Return every line below as is, leaving out the pictures.
-------- Items --------
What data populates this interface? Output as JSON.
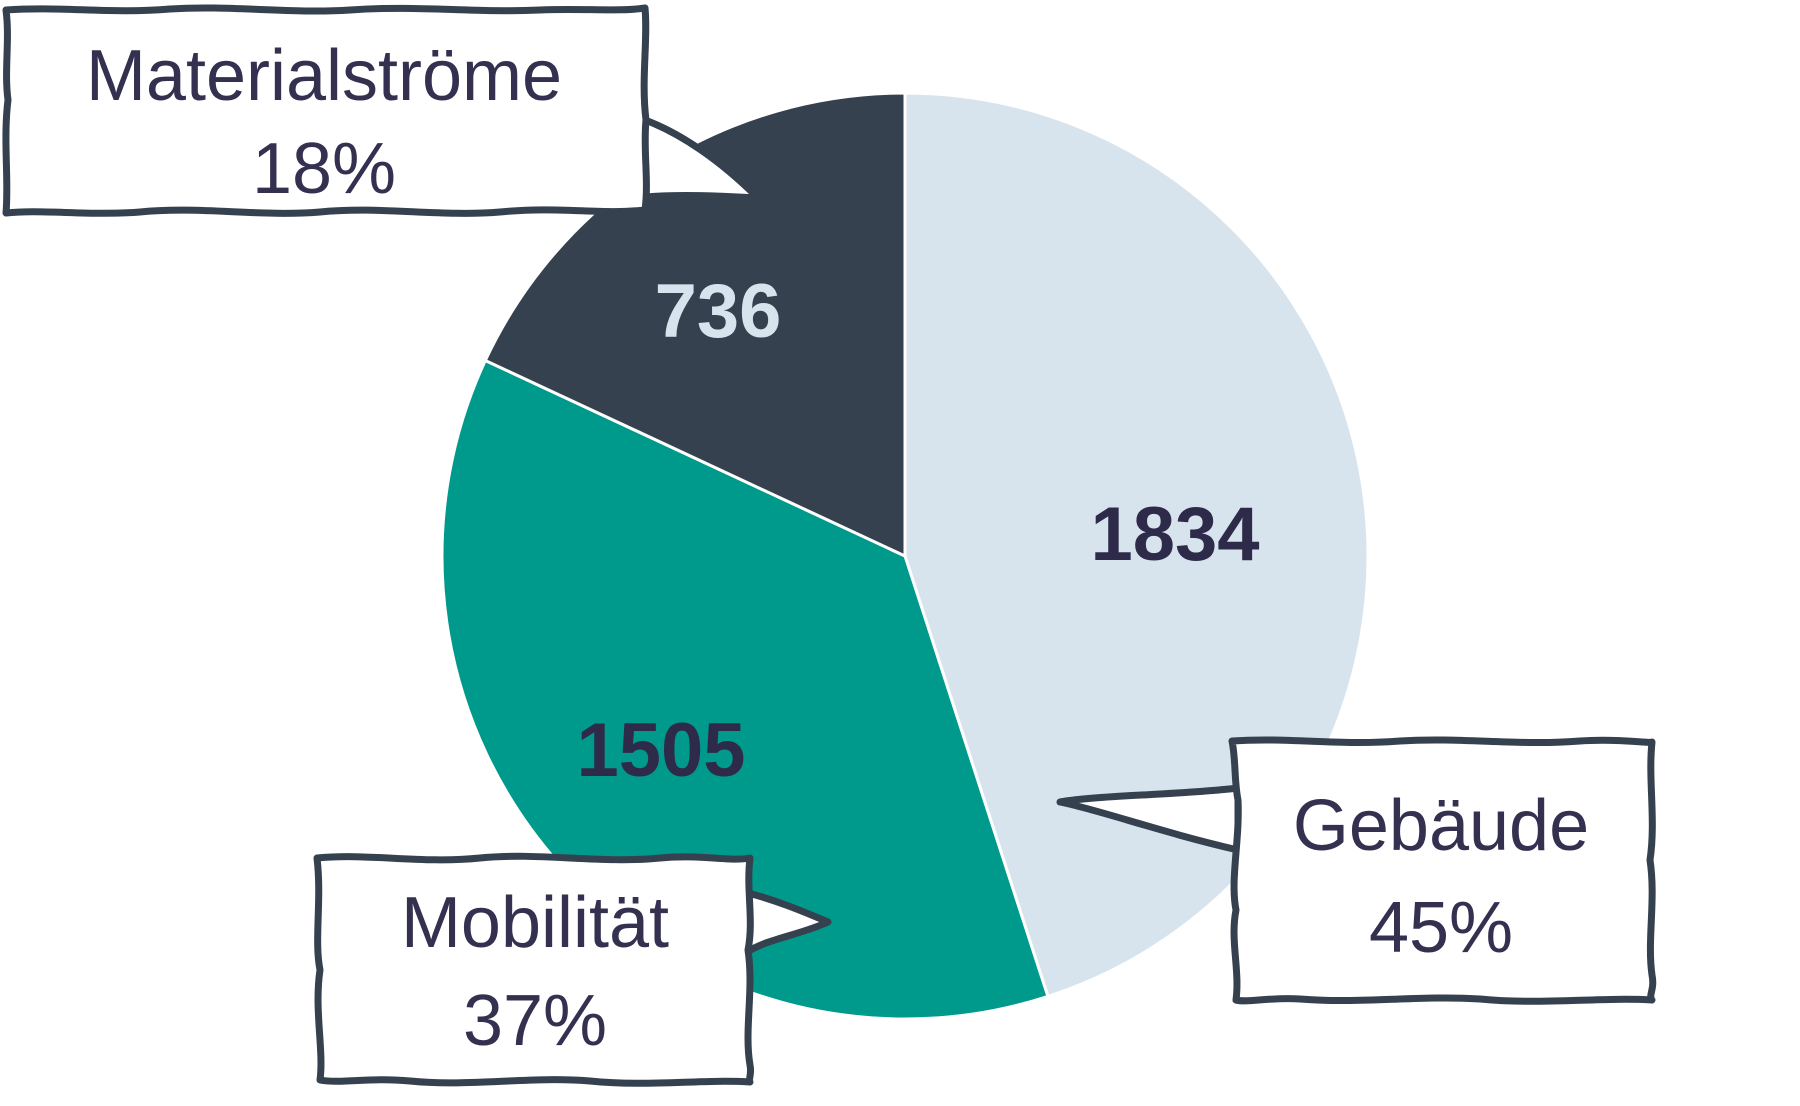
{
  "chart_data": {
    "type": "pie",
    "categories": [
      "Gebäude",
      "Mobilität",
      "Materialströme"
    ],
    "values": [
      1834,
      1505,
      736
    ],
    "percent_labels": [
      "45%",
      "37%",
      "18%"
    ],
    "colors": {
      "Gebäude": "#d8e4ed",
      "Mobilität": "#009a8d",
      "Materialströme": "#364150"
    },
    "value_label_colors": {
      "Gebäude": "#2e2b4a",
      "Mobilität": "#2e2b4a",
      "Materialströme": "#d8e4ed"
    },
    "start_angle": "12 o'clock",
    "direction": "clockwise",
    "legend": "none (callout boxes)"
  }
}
--------
Correct output
What data populates this interface? Output as JSON.
{
  "chart_data": {
    "type": "pie",
    "categories": [
      "Gebäude",
      "Mobilität",
      "Materialströme"
    ],
    "values": [
      1834,
      1505,
      736
    ],
    "percent_labels": [
      "45%",
      "37%",
      "18%"
    ],
    "colors": {
      "Gebäude": "#d8e4ed",
      "Mobilität": "#009a8d",
      "Materialströme": "#364150"
    },
    "value_label_colors": {
      "Gebäude": "#2e2b4a",
      "Mobilität": "#2e2b4a",
      "Materialströme": "#d8e4ed"
    },
    "start_angle": "12 o'clock",
    "direction": "clockwise",
    "legend": "none (callout boxes)"
  }
}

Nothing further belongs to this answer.